Collected data =>

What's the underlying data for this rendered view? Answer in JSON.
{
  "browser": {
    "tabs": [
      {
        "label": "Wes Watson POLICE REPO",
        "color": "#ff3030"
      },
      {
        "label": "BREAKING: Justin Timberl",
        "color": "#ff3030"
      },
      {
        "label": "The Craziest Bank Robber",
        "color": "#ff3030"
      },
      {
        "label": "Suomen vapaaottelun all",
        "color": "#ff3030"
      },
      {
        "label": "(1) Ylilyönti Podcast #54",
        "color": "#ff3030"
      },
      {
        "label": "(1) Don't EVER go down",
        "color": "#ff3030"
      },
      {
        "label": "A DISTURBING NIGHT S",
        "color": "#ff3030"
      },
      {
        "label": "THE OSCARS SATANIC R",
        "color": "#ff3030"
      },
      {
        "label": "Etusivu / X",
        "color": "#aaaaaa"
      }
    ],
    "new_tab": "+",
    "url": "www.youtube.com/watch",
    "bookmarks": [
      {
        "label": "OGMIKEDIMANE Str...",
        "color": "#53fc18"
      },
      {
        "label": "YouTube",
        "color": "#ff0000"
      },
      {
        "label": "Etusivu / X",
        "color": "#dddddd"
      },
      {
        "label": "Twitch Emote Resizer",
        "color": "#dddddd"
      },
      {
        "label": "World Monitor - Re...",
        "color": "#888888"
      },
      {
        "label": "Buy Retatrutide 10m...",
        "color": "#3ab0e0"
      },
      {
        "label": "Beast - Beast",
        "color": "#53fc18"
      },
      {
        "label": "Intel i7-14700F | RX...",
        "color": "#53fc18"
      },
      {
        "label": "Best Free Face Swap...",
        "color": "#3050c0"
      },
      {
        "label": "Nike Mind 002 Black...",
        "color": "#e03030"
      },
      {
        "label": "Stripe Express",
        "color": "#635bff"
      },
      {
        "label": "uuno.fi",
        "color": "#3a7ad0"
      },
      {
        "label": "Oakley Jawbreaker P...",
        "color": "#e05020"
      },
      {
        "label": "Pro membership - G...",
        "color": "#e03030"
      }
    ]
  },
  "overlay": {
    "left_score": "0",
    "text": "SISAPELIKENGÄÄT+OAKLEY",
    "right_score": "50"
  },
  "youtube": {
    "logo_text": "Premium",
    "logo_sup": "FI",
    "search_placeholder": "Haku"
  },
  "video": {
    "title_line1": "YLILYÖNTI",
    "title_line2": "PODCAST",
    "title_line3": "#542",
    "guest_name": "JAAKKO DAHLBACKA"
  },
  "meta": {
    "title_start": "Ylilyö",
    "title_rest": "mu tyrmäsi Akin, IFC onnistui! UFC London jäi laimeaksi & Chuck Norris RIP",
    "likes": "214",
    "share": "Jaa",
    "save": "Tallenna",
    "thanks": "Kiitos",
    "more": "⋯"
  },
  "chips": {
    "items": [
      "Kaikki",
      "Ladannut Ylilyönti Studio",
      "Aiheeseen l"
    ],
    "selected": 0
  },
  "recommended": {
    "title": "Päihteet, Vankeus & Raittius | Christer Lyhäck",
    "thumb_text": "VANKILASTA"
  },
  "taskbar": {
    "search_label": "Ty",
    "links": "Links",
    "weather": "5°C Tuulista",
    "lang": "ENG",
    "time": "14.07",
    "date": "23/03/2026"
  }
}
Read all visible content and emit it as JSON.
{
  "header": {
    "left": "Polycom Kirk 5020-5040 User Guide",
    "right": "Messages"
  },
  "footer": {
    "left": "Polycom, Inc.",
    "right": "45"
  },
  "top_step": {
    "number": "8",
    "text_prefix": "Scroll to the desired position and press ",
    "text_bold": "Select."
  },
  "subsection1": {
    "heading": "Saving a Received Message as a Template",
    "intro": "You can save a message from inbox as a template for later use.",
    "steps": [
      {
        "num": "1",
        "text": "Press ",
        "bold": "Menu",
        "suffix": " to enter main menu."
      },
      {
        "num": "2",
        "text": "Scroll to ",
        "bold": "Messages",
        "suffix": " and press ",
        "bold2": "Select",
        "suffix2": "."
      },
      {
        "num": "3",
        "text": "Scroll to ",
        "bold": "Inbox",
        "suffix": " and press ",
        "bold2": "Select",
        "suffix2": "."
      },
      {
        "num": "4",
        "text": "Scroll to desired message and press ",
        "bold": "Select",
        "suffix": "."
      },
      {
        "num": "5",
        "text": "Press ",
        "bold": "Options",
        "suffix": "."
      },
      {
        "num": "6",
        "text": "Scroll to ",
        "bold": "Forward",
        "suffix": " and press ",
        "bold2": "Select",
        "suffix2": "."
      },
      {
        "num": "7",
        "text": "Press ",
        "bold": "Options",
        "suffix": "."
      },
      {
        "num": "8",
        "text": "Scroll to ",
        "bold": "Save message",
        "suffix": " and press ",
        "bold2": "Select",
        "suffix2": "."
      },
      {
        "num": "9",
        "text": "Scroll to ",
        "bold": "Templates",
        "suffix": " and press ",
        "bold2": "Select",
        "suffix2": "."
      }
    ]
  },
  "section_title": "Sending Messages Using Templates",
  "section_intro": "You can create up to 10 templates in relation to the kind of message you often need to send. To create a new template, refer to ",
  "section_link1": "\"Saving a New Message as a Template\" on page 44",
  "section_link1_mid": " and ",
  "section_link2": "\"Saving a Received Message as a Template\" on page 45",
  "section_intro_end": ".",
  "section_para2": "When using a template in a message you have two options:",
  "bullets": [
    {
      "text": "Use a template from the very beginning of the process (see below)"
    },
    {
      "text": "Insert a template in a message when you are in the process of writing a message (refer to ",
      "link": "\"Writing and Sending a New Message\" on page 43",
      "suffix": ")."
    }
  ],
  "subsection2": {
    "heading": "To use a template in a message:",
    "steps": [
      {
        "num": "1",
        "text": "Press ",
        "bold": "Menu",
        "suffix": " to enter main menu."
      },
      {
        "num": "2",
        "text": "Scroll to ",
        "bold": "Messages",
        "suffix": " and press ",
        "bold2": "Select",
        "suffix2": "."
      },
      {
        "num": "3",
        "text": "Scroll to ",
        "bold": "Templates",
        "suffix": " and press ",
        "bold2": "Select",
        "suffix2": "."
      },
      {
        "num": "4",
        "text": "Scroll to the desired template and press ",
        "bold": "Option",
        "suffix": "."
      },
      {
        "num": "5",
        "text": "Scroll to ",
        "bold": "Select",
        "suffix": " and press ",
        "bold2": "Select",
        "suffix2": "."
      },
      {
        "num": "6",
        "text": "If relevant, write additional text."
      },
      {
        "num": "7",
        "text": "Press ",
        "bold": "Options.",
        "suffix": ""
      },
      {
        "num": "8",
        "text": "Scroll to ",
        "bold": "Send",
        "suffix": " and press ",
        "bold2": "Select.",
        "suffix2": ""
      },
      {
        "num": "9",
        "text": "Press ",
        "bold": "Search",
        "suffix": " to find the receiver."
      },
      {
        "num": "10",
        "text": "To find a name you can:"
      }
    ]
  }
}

The exercise => Faithfully transcribe the whole of the data.

Output of the task =>
What's the underlying data for this rendered view? Answer in JSON.
{
  "browser": {
    "tabs": [
      {
        "label": "Wes Watson POLICE REPO",
        "color": "#ff3030"
      },
      {
        "label": "BREAKING: Justin Timberl",
        "color": "#ff3030"
      },
      {
        "label": "The Craziest Bank Robber",
        "color": "#ff3030"
      },
      {
        "label": "Suomen vapaaottelun all",
        "color": "#ff3030"
      },
      {
        "label": "(1) Ylilyönti Podcast #54",
        "color": "#ff3030"
      },
      {
        "label": "(1) Don't EVER go down",
        "color": "#ff3030"
      },
      {
        "label": "A DISTURBING NIGHT S",
        "color": "#ff3030"
      },
      {
        "label": "THE OSCARS SATANIC R",
        "color": "#ff3030"
      },
      {
        "label": "Etusivu / X",
        "color": "#aaaaaa"
      }
    ],
    "new_tab": "+",
    "url": "www.youtube.com/watch",
    "bookmarks": [
      {
        "label": "OGMIKEDIMANE Str...",
        "color": "#53fc18"
      },
      {
        "label": "YouTube",
        "color": "#ff0000"
      },
      {
        "label": "Etusivu / X",
        "color": "#dddddd"
      },
      {
        "label": "Twitch Emote Resizer",
        "color": "#dddddd"
      },
      {
        "label": "World Monitor - Re...",
        "color": "#888888"
      },
      {
        "label": "Buy Retatrutide 10m...",
        "color": "#3ab0e0"
      },
      {
        "label": "Beast - Beast",
        "color": "#53fc18"
      },
      {
        "label": "Intel i7-14700F | RX...",
        "color": "#53fc18"
      },
      {
        "label": "Best Free Face Swap...",
        "color": "#3050c0"
      },
      {
        "label": "Nike Mind 002 Black...",
        "color": "#e03030"
      },
      {
        "label": "Stripe Express",
        "color": "#635bff"
      },
      {
        "label": "uuno.fi",
        "color": "#3a7ad0"
      },
      {
        "label": "Oakley Jawbreaker P...",
        "color": "#e05020"
      },
      {
        "label": "Pro membership - G...",
        "color": "#e03030"
      }
    ]
  },
  "overlay": {
    "left_score": "0",
    "text": "SISAPELIKENGÄÄT+OAKLEY",
    "right_score": "50"
  },
  "youtube": {
    "logo_text": "Premium",
    "logo_sup": "FI",
    "search_placeholder": "Haku"
  },
  "video": {
    "title_line1": "YLILYÖNTI",
    "title_line2": "PODCAST",
    "title_line3": "#542",
    "guest_name": "JAAKKO DAHLBACKA"
  },
  "meta": {
    "title_start": "Ylilyö",
    "title_rest": "mu tyrmäsi Akin, IFC onnistui! UFC London jäi laimeaksi & Chuck Norris RIP",
    "likes": "214",
    "share": "Jaa",
    "save": "Tallenna",
    "thanks": "Kiitos",
    "more": "⋯"
  },
  "chips": {
    "items": [
      "Kaikki",
      "Ladannut Ylilyönti Studio",
      "Aiheeseen l"
    ],
    "selected": 0
  },
  "recommended": {
    "title": "Päihteet, Vankeus & Raittius | Christer Lyhäck",
    "thumb_text": "VANKILASTA"
  },
  "taskbar": {
    "search_label": "Ty",
    "links": "Links",
    "weather": "5°C Tuulista",
    "lang": "ENG",
    "time": "14.07",
    "date": "23/03/2026"
  }
}
Read all visible content and emit it as JSON.
{
  "header": {
    "left": "Polycom Kirk 5020-5040 User Guide",
    "right": "Messages"
  },
  "footer": {
    "left": "Polycom, Inc.",
    "right": "45"
  },
  "top_step": {
    "number": "8",
    "text_prefix": "Scroll to the desired position and press ",
    "text_bold": "Select."
  },
  "subsection1": {
    "heading": "Saving a Received Message as a Template",
    "intro": "You can save a message from inbox as a template for later use.",
    "steps": [
      {
        "num": "1",
        "text": "Press ",
        "bold": "Menu",
        "suffix": " to enter main menu."
      },
      {
        "num": "2",
        "text": "Scroll to ",
        "bold": "Messages",
        "suffix": " and press ",
        "bold2": "Select",
        "suffix2": "."
      },
      {
        "num": "3",
        "text": "Scroll to ",
        "bold": "Inbox",
        "suffix": " and press ",
        "bold2": "Select",
        "suffix2": "."
      },
      {
        "num": "4",
        "text": "Scroll to desired message and press ",
        "bold": "Select",
        "suffix": "."
      },
      {
        "num": "5",
        "text": "Press ",
        "bold": "Options",
        "suffix": "."
      },
      {
        "num": "6",
        "text": "Scroll to ",
        "bold": "Forward",
        "suffix": " and press ",
        "bold2": "Select",
        "suffix2": "."
      },
      {
        "num": "7",
        "text": "Press ",
        "bold": "Options",
        "suffix": "."
      },
      {
        "num": "8",
        "text": "Scroll to ",
        "bold": "Save message",
        "suffix": " and press ",
        "bold2": "Select",
        "suffix2": "."
      },
      {
        "num": "9",
        "text": "Scroll to ",
        "bold": "Templates",
        "suffix": " and press ",
        "bold2": "Select",
        "suffix2": "."
      }
    ]
  },
  "section_title": "Sending Messages Using Templates",
  "section_intro": "You can create up to 10 templates in relation to the kind of message you often need to send. To create a new template, refer to ",
  "section_link1": "\"Saving a New Message as a Template\" on page 44",
  "section_link1_mid": " and ",
  "section_link2": "\"Saving a Received Message as a Template\" on page 45",
  "section_intro_end": ".",
  "section_para2": "When using a template in a message you have two options:",
  "bullets": [
    {
      "text": "Use a template from the very beginning of the process (see below)"
    },
    {
      "text": "Insert a template in a message when you are in the process of writing a message (refer to ",
      "link": "\"Writing and Sending a New Message\" on page 43",
      "suffix": ")."
    }
  ],
  "subsection2": {
    "heading": "To use a template in a message:",
    "steps": [
      {
        "num": "1",
        "text": "Press ",
        "bold": "Menu",
        "suffix": " to enter main menu."
      },
      {
        "num": "2",
        "text": "Scroll to ",
        "bold": "Messages",
        "suffix": " and press ",
        "bold2": "Select",
        "suffix2": "."
      },
      {
        "num": "3",
        "text": "Scroll to ",
        "bold": "Templates",
        "suffix": " and press ",
        "bold2": "Select",
        "suffix2": "."
      },
      {
        "num": "4",
        "text": "Scroll to the desired template and press ",
        "bold": "Option",
        "suffix": "."
      },
      {
        "num": "5",
        "text": "Scroll to ",
        "bold": "Select",
        "suffix": " and press ",
        "bold2": "Select",
        "suffix2": "."
      },
      {
        "num": "6",
        "text": "If relevant, write additional text."
      },
      {
        "num": "7",
        "text": "Press ",
        "bold": "Options.",
        "suffix": ""
      },
      {
        "num": "8",
        "text": "Scroll to ",
        "bold": "Send",
        "suffix": " and press ",
        "bold2": "Select.",
        "suffix2": ""
      },
      {
        "num": "9",
        "text": "Press ",
        "bold": "Search",
        "suffix": " to find the receiver."
      },
      {
        "num": "10",
        "text": "To find a name you can:"
      }
    ]
  }
}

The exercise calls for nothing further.